** Start of RECORDS TO USE **

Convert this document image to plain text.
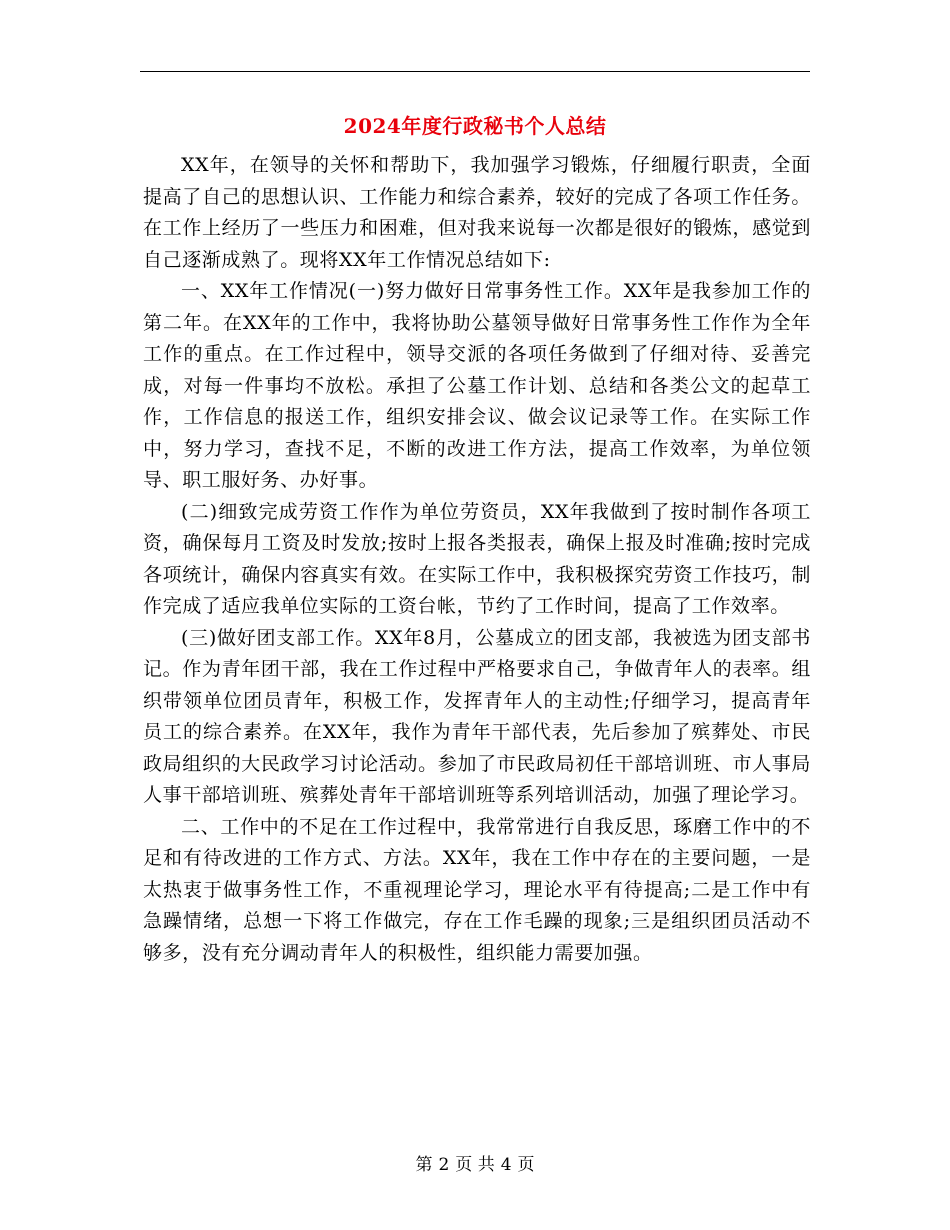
2024年度行政秘书个人总结

XX年，在领导的关怀和帮助下，我加强学习锻炼，仔细履行职责，全面提高了自己的思想认识、工作能力和综合素养，较好的完成了各项工作任务。在工作上经历了一些压力和困难，但对我来说每一次都是很好的锻炼，感觉到自己逐渐成熟了。现将XX年工作情况总结如下:

一、XX年工作情况(一)努力做好日常事务性工作。XX年是我参加工作的第二年。在XX年的工作中，我将协助公墓领导做好日常事务性工作作为全年工作的重点。在工作过程中，领导交派的各项任务做到了仔细对待、妥善完成，对每一件事均不放松。承担了公墓工作计划、总结和各类公文的起草工作，工作信息的报送工作，组织安排会议、做会议记录等工作。在实际工作中，努力学习，查找不足，不断的改进工作方法，提高工作效率，为单位领导、职工服好务、办好事。

(二)细致完成劳资工作作为单位劳资员，XX年我做到了按时制作各项工资，确保每月工资及时发放;按时上报各类报表，确保上报及时准确;按时完成各项统计，确保内容真实有效。在实际工作中，我积极探究劳资工作技巧，制作完成了适应我单位实际的工资台帐，节约了工作时间，提高了工作效率。

(三)做好团支部工作。XX年8月，公墓成立的团支部，我被选为团支部书记。作为青年团干部，我在工作过程中严格要求自己，争做青年人的表率。组织带领单位团员青年，积极工作，发挥青年人的主动性;仔细学习，提高青年员工的综合素养。在XX年，我作为青年干部代表，先后参加了殡葬处、市民政局组织的大民政学习讨论活动。参加了市民政局初任干部培训班、市人事局人事干部培训班、殡葬处青年干部培训班等系列培训活动，加强了理论学习。

二、工作中的不足在工作过程中，我常常进行自我反思，琢磨工作中的不足和有待改进的工作方式、方法。XX年，我在工作中存在的主要问题，一是太热衷于做事务性工作，不重视理论学习，理论水平有待提高;二是工作中有急躁情绪，总想一下将工作做完，存在工作毛躁的现象;三是组织团员活动不够多，没有充分调动青年人的积极性，组织能力需要加强。

第 2 页 共 4 页
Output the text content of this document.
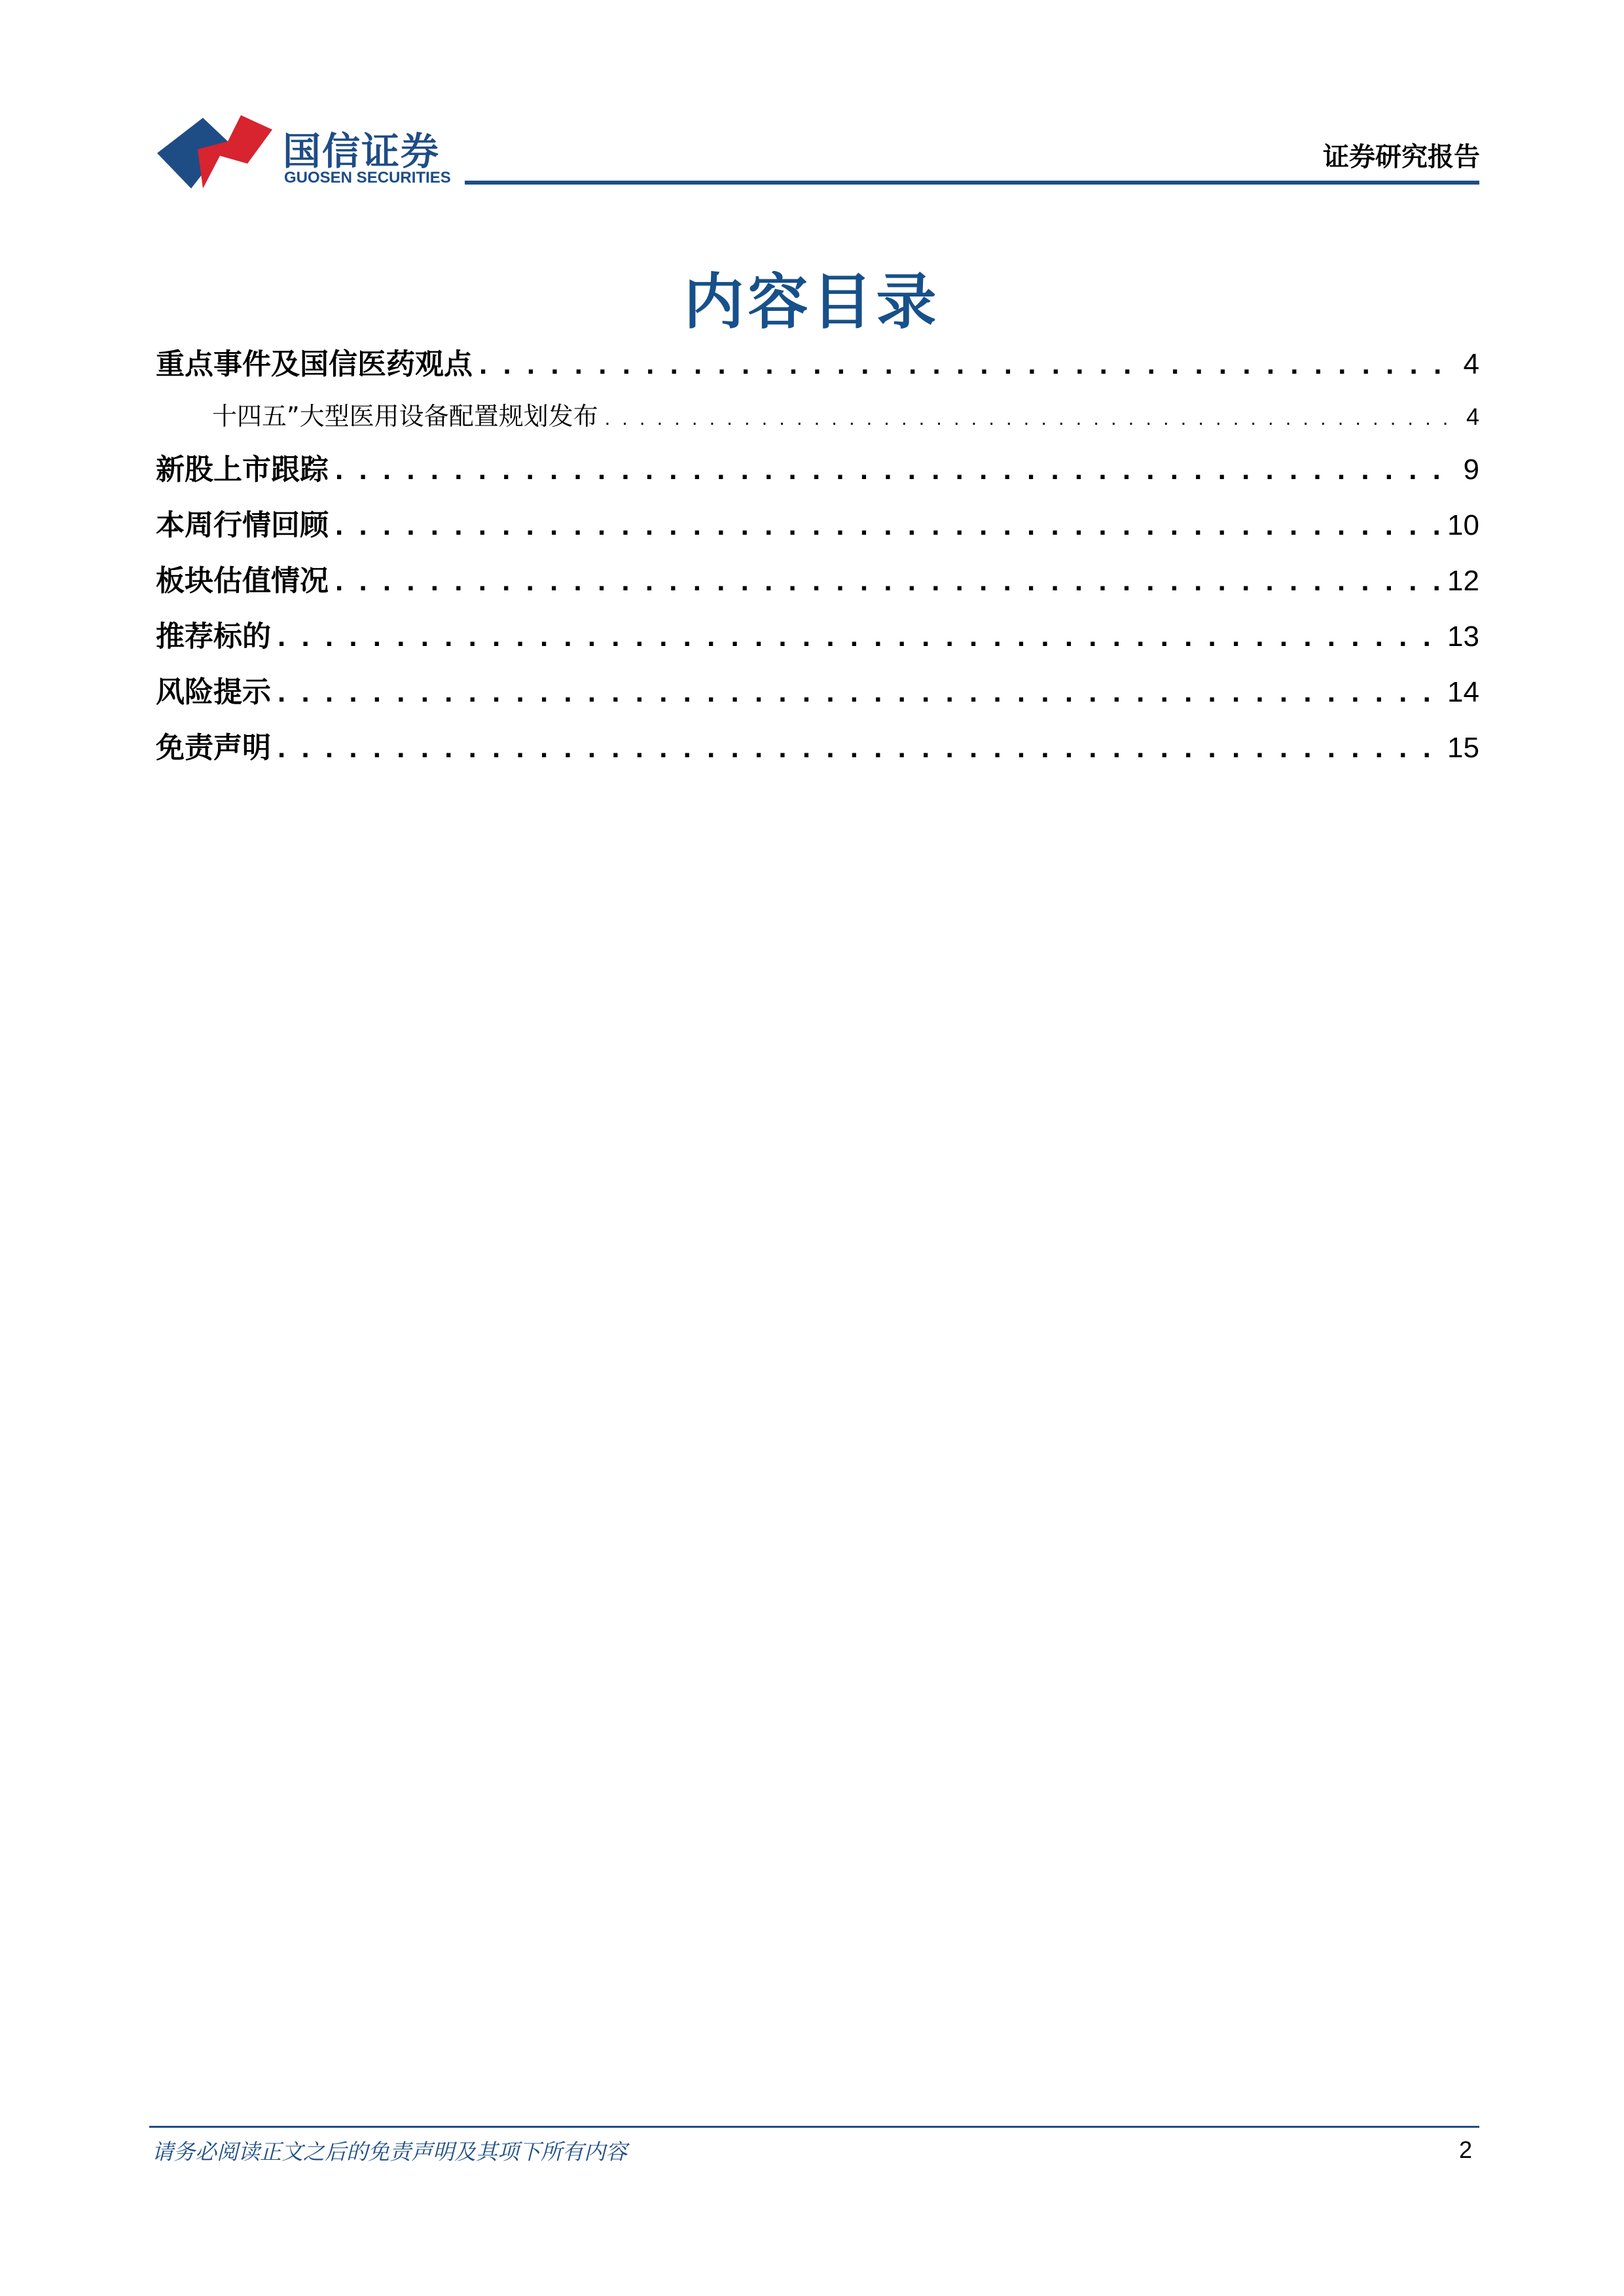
国信证券
GUOSEN SECURITIES
证券研究报告
内容目录
重点事件及国信医药观点 . . .	4
十四五”大型医用设备配置规划发布 . . .	4
新股上市跟踪 . . .	9
本周行情回顾 . . .	10
板块估值情况 . . .	12
推荐标的 . . .	13
风险提示 . . .	14
免责声明 . . .	15
请务必阅读正文之后的免责声明及其项下所有内容	2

** End of RECORDS TO USE **

GOAL — Every line from the one containing "Output the text content of this document." through the end of the listing is to be copied exactly; the pictures are not.

CORRECT RESULT —
Output the text content of this document.
国信证券
GUOSEN SECURITIES
证券研究报告
内容目录
重点事件及国信医药观点 . . .	4
十四五”大型医用设备配置规划发布 . . .	4
新股上市跟踪 . . .	9
本周行情回顾 . . .	10
板块估值情况 . . .	12
推荐标的 . . .	13
风险提示 . . .	14
免责声明 . . .	15
请务必阅读正文之后的免责声明及其项下所有内容	2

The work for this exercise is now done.